**Objective**
Count, in the entries below, the lines in which "unidades" occurs. Give the number, nothing more.

— START —

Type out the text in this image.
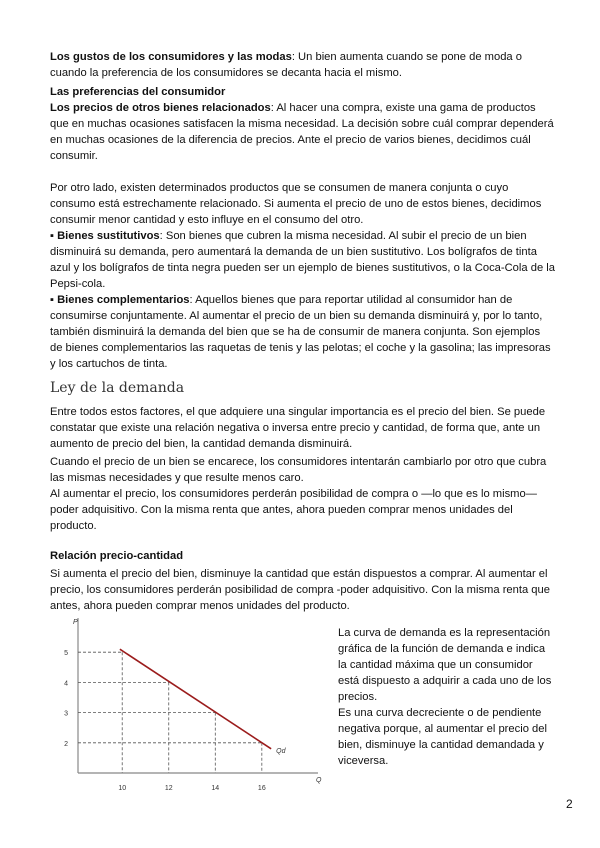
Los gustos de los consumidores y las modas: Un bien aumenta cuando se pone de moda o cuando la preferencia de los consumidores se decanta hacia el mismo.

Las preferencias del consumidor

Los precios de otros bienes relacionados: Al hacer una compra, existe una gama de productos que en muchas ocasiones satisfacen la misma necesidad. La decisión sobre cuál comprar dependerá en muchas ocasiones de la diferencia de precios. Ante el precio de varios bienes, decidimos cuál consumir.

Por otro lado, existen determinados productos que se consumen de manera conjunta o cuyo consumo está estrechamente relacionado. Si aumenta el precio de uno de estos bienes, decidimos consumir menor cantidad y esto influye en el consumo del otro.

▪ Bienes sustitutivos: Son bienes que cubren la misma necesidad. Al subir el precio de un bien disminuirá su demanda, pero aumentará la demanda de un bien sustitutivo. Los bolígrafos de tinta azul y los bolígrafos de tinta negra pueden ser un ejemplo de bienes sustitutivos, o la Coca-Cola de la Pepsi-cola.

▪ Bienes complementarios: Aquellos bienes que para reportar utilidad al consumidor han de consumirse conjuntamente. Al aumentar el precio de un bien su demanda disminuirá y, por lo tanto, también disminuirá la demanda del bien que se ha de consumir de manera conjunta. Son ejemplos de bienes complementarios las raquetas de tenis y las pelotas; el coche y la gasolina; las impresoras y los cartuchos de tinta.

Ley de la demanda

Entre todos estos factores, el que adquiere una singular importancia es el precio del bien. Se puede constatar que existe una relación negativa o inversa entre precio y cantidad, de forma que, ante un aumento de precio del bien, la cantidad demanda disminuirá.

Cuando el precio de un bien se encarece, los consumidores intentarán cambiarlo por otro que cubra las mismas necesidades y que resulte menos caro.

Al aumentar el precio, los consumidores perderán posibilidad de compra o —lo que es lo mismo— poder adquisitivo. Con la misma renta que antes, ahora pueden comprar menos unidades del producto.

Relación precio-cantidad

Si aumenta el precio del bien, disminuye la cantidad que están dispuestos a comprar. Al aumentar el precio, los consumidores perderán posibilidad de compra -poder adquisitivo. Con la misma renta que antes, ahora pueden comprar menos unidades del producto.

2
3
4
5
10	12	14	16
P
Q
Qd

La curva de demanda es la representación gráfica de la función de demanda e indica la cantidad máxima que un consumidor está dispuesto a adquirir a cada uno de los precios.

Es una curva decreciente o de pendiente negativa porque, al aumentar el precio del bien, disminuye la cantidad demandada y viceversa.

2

— END —

**Output of the exercise**
2